* BEGIN *

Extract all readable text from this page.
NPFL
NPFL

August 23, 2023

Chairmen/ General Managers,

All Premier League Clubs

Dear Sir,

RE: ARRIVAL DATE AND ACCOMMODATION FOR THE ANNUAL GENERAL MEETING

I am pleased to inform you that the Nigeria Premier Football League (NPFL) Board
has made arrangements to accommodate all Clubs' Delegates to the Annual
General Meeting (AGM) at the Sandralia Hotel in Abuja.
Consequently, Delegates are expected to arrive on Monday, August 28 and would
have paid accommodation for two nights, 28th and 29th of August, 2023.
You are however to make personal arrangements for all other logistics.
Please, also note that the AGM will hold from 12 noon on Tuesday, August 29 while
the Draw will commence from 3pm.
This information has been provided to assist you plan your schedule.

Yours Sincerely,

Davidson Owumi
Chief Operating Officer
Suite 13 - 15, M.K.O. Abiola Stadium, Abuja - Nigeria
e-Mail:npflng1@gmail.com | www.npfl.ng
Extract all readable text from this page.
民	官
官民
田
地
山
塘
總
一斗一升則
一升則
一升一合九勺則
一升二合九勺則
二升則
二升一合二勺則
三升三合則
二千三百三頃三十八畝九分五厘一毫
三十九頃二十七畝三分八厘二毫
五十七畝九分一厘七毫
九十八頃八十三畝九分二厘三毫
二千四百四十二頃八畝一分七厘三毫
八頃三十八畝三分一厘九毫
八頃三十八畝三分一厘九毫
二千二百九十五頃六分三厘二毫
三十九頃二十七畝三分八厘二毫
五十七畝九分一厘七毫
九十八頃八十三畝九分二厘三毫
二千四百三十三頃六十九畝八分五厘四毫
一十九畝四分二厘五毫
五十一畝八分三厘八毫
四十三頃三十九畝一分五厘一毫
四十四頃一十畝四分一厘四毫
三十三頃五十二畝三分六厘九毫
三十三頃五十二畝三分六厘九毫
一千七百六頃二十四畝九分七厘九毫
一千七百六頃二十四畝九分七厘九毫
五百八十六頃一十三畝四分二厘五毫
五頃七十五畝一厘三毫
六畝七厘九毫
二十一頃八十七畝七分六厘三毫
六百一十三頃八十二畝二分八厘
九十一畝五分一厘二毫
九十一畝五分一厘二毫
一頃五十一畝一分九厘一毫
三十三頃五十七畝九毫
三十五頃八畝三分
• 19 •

* END *

WHAT IS BEING ASKED => Search the data above for the string "Clubs" and copy each line that has it.

ANSWER TO THIS TASK =>
All Premier League Clubs
has made arrangements to accommodate all Clubs' Delegates to the Annual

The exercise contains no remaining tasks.